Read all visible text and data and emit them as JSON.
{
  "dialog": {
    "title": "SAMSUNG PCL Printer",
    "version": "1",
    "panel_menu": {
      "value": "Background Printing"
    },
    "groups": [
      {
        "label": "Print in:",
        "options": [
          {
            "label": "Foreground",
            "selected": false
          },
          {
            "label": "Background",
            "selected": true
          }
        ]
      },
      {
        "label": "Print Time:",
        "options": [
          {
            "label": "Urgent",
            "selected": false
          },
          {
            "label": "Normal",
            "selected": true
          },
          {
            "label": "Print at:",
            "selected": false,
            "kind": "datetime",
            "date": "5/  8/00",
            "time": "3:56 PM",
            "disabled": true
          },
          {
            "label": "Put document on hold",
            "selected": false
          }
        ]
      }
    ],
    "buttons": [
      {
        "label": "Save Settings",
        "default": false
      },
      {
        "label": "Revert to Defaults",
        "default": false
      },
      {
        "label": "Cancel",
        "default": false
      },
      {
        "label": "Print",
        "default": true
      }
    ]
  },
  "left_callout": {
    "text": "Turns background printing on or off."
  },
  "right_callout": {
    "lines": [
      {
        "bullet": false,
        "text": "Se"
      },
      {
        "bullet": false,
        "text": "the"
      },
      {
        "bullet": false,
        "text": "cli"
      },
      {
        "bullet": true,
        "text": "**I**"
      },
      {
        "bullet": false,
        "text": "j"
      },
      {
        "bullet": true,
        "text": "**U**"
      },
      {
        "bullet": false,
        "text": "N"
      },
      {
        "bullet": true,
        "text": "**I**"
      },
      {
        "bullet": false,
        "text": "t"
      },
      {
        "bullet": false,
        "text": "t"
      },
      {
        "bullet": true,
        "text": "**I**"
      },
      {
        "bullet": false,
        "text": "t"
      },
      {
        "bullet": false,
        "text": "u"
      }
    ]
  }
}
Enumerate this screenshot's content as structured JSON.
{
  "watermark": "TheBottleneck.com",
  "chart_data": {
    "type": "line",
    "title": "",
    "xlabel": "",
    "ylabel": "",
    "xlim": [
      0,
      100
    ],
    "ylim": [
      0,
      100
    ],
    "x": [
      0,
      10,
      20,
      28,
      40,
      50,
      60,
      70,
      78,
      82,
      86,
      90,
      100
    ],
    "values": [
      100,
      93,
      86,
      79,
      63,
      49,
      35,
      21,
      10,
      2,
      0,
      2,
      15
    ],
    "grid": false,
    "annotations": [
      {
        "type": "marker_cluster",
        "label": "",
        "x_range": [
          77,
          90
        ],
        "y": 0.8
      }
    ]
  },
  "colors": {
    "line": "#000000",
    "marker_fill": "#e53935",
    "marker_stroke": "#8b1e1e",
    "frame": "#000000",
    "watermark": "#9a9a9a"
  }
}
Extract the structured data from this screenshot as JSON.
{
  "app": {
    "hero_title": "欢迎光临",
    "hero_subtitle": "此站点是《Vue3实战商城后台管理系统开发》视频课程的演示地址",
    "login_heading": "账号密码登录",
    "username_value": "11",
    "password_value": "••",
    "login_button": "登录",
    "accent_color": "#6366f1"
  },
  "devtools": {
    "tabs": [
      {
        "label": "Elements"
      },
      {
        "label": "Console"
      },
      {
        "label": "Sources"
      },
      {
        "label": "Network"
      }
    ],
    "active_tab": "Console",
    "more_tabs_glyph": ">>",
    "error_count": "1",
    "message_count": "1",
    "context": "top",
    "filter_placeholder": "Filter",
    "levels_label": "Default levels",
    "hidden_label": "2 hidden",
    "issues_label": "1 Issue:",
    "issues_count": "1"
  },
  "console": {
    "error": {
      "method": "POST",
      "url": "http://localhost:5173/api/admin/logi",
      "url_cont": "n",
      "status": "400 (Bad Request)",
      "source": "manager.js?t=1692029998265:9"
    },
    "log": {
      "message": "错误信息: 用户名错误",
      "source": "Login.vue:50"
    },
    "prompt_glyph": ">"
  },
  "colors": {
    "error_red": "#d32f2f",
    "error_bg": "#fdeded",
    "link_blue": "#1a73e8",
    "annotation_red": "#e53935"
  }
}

TASK STATEMENT: Copy every line verbatim.

THE RESULT:
Read all visible text and data and emit them as JSON.
{
  "dialog": {
    "title": "SAMSUNG PCL Printer",
    "version": "1",
    "panel_menu": {
      "value": "Background Printing"
    },
    "groups": [
      {
        "label": "Print in:",
        "options": [
          {
            "label": "Foreground",
            "selected": false
          },
          {
            "label": "Background",
            "selected": true
          }
        ]
      },
      {
        "label": "Print Time:",
        "options": [
          {
            "label": "Urgent",
            "selected": false
          },
          {
            "label": "Normal",
            "selected": true
          },
          {
            "label": "Print at:",
            "selected": false,
            "kind": "datetime",
            "date": "5/  8/00",
            "time": "3:56 PM",
            "disabled": true
          },
          {
            "label": "Put document on hold",
            "selected": false
          }
        ]
      }
    ],
    "buttons": [
      {
        "label": "Save Settings",
        "default": false
      },
      {
        "label": "Revert to Defaults",
        "default": false
      },
      {
        "label": "Cancel",
        "default": false
      },
      {
        "label": "Print",
        "default": true
      }
    ]
  },
  "left_callout": {
    "text": "Turns background printing on or off."
  },
  "right_callout": {
    "lines": [
      {
        "bullet": false,
        "text": "Se"
      },
      {
        "bullet": false,
        "text": "the"
      },
      {
        "bullet": false,
        "text": "cli"
      },
      {
        "bullet": true,
        "text": "**I**"
      },
      {
        "bullet": false,
        "text": "j"
      },
      {
        "bullet": true,
        "text": "**U**"
      },
      {
        "bullet": false,
        "text": "N"
      },
      {
        "bullet": true,
        "text": "**I**"
      },
      {
        "bullet": false,
        "text": "t"
      },
      {
        "bullet": false,
        "text": "t"
      },
      {
        "bullet": true,
        "text": "**I**"
      },
      {
        "bullet": false,
        "text": "t"
      },
      {
        "bullet": false,
        "text": "u"
      }
    ]
  }
}
Enumerate this screenshot's content as structured JSON.
{
  "watermark": "TheBottleneck.com",
  "chart_data": {
    "type": "line",
    "title": "",
    "xlabel": "",
    "ylabel": "",
    "xlim": [
      0,
      100
    ],
    "ylim": [
      0,
      100
    ],
    "x": [
      0,
      10,
      20,
      28,
      40,
      50,
      60,
      70,
      78,
      82,
      86,
      90,
      100
    ],
    "values": [
      100,
      93,
      86,
      79,
      63,
      49,
      35,
      21,
      10,
      2,
      0,
      2,
      15
    ],
    "grid": false,
    "annotations": [
      {
        "type": "marker_cluster",
        "label": "",
        "x_range": [
          77,
          90
        ],
        "y": 0.8
      }
    ]
  },
  "colors": {
    "line": "#000000",
    "marker_fill": "#e53935",
    "marker_stroke": "#8b1e1e",
    "frame": "#000000",
    "watermark": "#9a9a9a"
  }
}
Extract the structured data from this screenshot as JSON.
{
  "app": {
    "hero_title": "欢迎光临",
    "hero_subtitle": "此站点是《Vue3实战商城后台管理系统开发》视频课程的演示地址",
    "login_heading": "账号密码登录",
    "username_value": "11",
    "password_value": "••",
    "login_button": "登录",
    "accent_color": "#6366f1"
  },
  "devtools": {
    "tabs": [
      {
        "label": "Elements"
      },
      {
        "label": "Console"
      },
      {
        "label": "Sources"
      },
      {
        "label": "Network"
      }
    ],
    "active_tab": "Console",
    "more_tabs_glyph": ">>",
    "error_count": "1",
    "message_count": "1",
    "context": "top",
    "filter_placeholder": "Filter",
    "levels_label": "Default levels",
    "hidden_label": "2 hidden",
    "issues_label": "1 Issue:",
    "issues_count": "1"
  },
  "console": {
    "error": {
      "method": "POST",
      "url": "http://localhost:5173/api/admin/logi",
      "url_cont": "n",
      "status": "400 (Bad Request)",
      "source": "manager.js?t=1692029998265:9"
    },
    "log": {
      "message": "错误信息: 用户名错误",
      "source": "Login.vue:50"
    },
    "prompt_glyph": ">"
  },
  "colors": {
    "error_red": "#d32f2f",
    "error_bg": "#fdeded",
    "link_blue": "#1a73e8",
    "annotation_red": "#e53935"
  }
}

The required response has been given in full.